> **Exercise details**:
Take every line from the listing below that contains "electroplated".

> **Dataset records**:
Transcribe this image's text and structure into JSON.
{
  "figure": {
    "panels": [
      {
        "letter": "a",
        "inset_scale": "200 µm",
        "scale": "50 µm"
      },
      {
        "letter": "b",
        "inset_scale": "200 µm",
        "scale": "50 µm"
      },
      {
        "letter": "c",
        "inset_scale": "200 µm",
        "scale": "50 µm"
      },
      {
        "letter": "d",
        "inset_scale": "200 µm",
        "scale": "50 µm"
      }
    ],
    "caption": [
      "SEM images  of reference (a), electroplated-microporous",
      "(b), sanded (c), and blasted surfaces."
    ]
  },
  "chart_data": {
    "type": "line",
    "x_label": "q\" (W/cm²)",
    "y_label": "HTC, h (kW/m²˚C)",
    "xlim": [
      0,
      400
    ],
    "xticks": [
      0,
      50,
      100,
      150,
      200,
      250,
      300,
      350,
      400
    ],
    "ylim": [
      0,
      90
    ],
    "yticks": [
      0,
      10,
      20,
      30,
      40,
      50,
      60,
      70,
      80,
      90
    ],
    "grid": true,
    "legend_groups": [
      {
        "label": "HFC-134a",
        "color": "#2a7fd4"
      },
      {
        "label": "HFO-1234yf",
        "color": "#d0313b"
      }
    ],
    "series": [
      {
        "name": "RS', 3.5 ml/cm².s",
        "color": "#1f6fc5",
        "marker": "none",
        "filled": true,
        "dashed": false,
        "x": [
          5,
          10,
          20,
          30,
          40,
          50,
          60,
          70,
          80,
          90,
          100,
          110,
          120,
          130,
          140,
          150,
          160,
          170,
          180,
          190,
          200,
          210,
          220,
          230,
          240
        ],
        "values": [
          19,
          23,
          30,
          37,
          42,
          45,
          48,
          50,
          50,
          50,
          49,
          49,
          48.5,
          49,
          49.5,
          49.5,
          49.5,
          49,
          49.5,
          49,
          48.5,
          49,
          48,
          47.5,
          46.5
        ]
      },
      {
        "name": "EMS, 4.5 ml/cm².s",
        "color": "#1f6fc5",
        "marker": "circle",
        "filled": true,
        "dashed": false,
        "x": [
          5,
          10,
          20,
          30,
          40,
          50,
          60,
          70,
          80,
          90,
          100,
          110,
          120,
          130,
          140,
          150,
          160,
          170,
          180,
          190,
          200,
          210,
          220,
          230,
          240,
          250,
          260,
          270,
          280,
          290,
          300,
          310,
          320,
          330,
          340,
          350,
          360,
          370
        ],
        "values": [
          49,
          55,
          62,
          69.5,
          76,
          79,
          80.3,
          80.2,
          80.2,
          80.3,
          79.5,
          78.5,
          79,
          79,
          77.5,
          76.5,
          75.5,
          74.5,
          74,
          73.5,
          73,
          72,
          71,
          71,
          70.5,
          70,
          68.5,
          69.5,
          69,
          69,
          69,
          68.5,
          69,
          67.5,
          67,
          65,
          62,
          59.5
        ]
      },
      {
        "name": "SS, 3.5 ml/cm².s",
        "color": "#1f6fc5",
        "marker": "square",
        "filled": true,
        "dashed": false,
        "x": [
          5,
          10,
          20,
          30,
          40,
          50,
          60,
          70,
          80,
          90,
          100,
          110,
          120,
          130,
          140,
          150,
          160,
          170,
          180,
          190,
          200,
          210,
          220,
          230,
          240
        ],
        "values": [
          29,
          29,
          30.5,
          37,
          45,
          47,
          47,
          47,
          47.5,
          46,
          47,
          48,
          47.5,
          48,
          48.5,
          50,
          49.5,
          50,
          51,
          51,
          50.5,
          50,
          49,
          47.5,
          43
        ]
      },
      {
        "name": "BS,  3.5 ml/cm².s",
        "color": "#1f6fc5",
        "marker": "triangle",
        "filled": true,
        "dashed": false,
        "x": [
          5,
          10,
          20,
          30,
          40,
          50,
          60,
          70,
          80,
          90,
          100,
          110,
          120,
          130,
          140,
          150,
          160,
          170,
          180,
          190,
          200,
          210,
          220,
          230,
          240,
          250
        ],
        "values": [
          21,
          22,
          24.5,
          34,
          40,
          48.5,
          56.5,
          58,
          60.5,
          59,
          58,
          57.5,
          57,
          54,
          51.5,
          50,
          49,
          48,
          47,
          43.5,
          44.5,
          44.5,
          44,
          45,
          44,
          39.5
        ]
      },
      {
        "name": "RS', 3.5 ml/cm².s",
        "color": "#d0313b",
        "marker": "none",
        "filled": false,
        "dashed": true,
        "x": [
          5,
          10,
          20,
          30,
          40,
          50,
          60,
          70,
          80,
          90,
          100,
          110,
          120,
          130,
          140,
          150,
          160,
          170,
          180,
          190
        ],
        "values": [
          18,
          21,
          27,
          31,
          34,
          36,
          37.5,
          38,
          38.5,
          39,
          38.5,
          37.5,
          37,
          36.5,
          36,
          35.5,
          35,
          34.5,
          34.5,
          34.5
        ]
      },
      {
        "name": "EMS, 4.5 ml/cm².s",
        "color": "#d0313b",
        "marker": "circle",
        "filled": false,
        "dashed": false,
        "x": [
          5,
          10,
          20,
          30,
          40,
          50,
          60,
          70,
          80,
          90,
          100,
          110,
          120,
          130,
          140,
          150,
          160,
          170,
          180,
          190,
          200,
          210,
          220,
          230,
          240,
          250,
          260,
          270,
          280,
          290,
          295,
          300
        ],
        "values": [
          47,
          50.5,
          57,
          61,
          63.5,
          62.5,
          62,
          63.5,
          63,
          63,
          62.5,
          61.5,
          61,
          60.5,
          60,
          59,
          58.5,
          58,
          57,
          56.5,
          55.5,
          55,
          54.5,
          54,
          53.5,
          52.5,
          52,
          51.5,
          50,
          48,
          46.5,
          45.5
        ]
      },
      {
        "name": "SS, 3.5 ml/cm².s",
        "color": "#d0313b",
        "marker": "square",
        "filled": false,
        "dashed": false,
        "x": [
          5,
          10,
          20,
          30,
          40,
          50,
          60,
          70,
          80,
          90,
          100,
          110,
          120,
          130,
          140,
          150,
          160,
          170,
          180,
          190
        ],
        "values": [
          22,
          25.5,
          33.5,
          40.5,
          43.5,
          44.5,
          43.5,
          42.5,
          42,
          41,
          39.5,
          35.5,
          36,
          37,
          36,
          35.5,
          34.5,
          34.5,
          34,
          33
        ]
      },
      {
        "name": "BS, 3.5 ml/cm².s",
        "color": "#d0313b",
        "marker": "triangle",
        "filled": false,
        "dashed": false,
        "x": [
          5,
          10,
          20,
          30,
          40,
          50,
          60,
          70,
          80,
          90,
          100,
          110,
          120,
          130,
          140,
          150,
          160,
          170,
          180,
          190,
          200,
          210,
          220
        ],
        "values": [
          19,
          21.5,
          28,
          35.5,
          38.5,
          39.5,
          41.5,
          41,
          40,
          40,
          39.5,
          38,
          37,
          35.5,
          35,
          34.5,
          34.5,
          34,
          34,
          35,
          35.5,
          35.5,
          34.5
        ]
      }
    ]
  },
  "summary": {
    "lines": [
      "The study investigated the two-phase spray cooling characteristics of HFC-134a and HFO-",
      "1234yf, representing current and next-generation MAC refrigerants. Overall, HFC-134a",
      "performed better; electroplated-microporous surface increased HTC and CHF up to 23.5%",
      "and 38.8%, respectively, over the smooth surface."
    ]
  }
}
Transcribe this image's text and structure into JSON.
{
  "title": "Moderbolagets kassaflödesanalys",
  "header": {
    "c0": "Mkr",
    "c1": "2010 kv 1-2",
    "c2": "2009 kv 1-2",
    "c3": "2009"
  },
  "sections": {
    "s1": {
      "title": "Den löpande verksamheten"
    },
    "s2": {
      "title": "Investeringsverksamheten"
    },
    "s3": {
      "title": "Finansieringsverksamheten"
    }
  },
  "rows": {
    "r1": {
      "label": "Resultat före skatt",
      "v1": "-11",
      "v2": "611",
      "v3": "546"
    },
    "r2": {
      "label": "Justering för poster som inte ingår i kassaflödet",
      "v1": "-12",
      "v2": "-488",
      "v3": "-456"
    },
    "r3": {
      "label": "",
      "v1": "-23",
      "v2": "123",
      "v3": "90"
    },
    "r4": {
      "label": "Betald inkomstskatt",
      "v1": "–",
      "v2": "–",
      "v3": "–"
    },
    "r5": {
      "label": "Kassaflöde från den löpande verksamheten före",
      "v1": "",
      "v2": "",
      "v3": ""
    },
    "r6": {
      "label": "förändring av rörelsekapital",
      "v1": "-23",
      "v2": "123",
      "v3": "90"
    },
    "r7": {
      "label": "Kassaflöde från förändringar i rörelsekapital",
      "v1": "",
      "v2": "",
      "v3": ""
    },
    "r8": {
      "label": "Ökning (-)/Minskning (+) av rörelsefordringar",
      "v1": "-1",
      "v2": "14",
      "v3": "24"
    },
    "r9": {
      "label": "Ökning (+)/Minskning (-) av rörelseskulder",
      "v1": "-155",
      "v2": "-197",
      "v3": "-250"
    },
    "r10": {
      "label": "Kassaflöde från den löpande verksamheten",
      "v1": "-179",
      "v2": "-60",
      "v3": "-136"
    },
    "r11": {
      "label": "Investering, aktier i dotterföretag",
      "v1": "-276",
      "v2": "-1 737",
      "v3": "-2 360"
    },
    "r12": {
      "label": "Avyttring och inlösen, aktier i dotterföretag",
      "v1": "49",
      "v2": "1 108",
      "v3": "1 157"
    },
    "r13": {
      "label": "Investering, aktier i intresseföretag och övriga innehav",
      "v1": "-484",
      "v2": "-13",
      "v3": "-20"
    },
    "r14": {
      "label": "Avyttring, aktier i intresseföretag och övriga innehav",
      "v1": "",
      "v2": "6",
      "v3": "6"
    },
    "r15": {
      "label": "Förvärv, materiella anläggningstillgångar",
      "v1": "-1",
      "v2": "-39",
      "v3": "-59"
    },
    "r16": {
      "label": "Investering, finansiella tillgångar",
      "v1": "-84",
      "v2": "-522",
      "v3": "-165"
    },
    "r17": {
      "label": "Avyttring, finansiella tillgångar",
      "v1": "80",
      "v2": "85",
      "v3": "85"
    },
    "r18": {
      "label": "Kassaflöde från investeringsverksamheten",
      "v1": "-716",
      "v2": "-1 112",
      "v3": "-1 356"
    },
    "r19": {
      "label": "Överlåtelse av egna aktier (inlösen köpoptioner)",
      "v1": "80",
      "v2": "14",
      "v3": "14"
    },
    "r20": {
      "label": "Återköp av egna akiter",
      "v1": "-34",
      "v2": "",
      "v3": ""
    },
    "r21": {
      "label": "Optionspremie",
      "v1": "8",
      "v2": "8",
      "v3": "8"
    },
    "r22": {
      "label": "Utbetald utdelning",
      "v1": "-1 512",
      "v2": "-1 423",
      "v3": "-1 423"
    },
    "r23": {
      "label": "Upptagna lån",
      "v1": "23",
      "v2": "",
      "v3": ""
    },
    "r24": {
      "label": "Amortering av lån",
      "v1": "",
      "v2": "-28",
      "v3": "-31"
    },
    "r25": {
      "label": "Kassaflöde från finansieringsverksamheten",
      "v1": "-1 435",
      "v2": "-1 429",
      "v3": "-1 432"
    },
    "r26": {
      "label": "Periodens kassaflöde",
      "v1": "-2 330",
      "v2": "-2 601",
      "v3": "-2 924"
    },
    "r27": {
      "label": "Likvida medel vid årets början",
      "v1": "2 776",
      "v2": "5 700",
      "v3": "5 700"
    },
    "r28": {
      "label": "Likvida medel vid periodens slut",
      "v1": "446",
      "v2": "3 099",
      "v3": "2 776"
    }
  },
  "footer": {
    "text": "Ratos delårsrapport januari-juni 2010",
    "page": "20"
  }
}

> **The reply**:
      "SEM images  of reference (a), electroplated-microporous",
      "performed better; electroplated-microporous surface increased HTC and CHF up to 23.5%",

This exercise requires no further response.